● **EXERCISE PROMPT**
Substitute "data-row" for every "table-row" in the rows below, from the line with "Give me the" up to and including the line with "dollar-sign: $ [677,102,685,118]", and return only those lines with nothing else changed. Leave the pictures out of your answer.

● **PROVIDED RECORDS**

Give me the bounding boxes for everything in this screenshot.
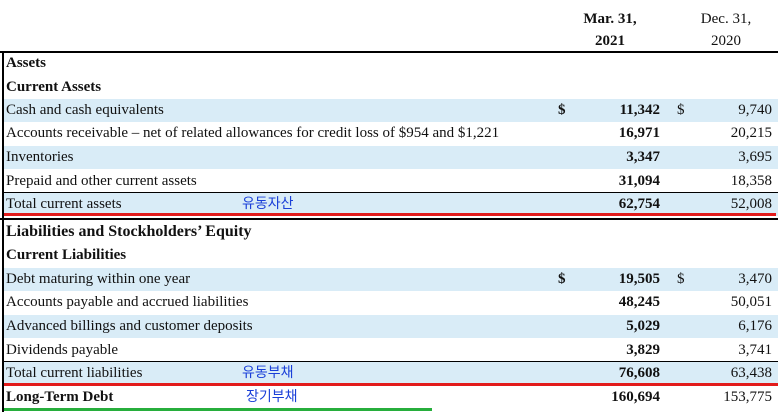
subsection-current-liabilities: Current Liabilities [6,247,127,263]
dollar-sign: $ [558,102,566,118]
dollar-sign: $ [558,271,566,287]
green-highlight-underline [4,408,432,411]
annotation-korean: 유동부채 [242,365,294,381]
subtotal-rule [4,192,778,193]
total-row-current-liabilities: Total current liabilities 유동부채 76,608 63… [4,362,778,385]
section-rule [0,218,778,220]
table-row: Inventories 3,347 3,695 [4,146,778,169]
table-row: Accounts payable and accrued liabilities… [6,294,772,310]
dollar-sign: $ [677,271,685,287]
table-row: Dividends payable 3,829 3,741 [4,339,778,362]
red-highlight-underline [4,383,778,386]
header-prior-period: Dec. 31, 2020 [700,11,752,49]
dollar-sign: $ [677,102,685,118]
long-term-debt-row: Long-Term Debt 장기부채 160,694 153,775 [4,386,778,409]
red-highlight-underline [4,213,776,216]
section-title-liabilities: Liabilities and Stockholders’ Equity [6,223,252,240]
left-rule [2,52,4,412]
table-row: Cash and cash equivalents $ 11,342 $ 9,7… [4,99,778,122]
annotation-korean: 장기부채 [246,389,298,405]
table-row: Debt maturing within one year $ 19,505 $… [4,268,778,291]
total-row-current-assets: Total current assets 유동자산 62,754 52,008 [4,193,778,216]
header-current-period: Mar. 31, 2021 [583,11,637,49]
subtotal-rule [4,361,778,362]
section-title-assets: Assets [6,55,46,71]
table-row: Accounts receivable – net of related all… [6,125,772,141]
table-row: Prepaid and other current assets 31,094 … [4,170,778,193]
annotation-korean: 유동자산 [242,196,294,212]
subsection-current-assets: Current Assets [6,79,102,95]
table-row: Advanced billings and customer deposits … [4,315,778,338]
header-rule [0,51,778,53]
==
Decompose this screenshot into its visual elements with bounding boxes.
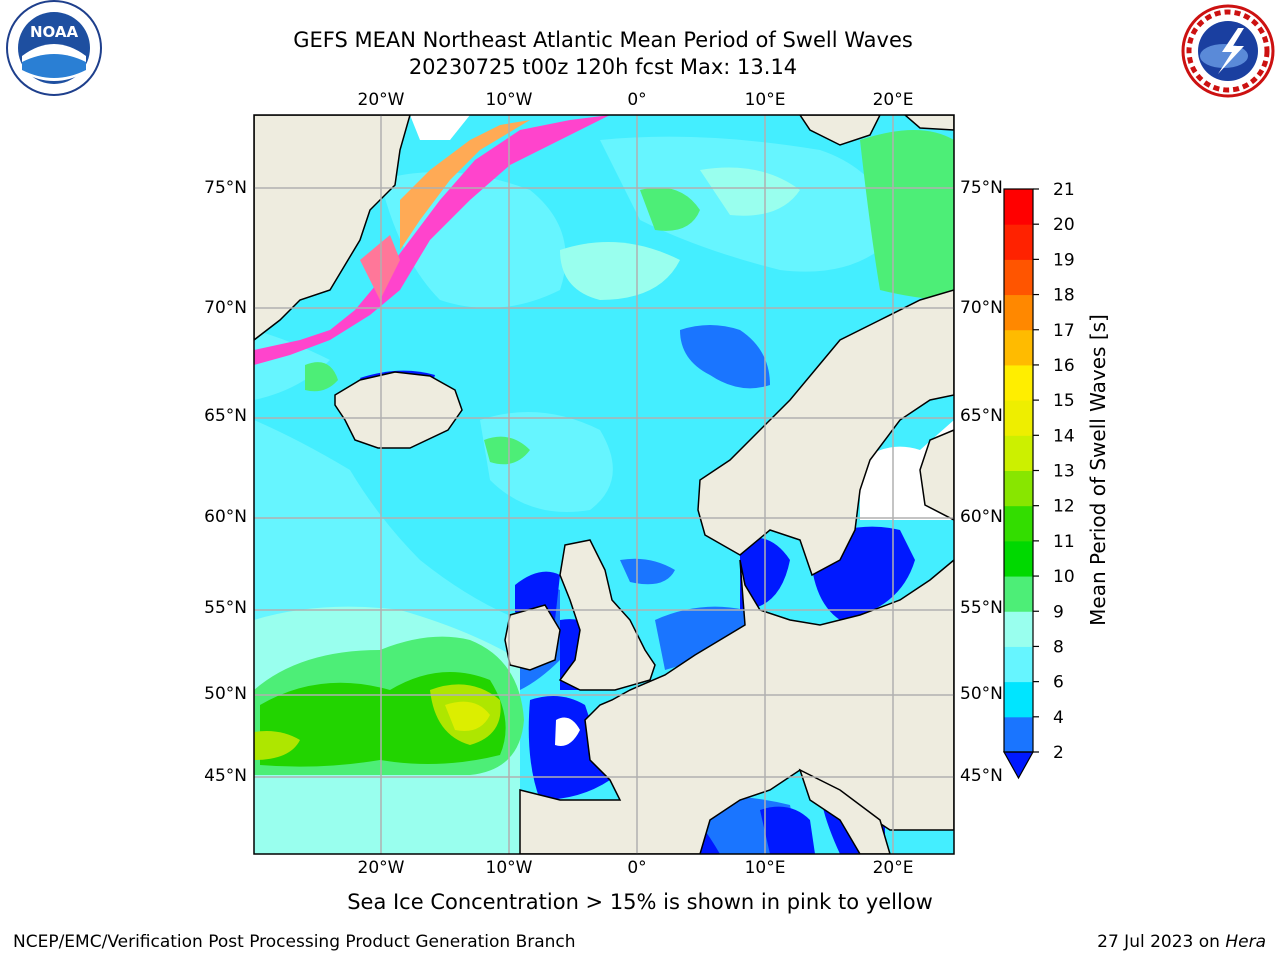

● **FINISHED TASK**
Give me the bounding boxes for everything in this screenshot.
subsection-current-liabilities: Current Liabilities [6,247,127,263]
dollar-sign: $ [558,102,566,118]
dollar-sign: $ [558,271,566,287]
green-highlight-underline [4,408,432,411]
annotation-korean: 유동부채 [242,365,294,381]
subtotal-rule [4,192,778,193]
total-row-current-liabilities: Total current liabilities 유동부채 76,608 63… [4,362,778,385]
section-rule [0,218,778,220]
data-row: Inventories 3,347 3,695 [4,146,778,169]
data-row: Accounts payable and accrued liabilities… [6,294,772,310]
dollar-sign: $ [677,271,685,287]
data-row: Dividends payable 3,829 3,741 [4,339,778,362]
red-highlight-underline [4,383,778,386]
header-prior-period: Dec. 31, 2020 [700,11,752,49]
dollar-sign: $ [677,102,685,118]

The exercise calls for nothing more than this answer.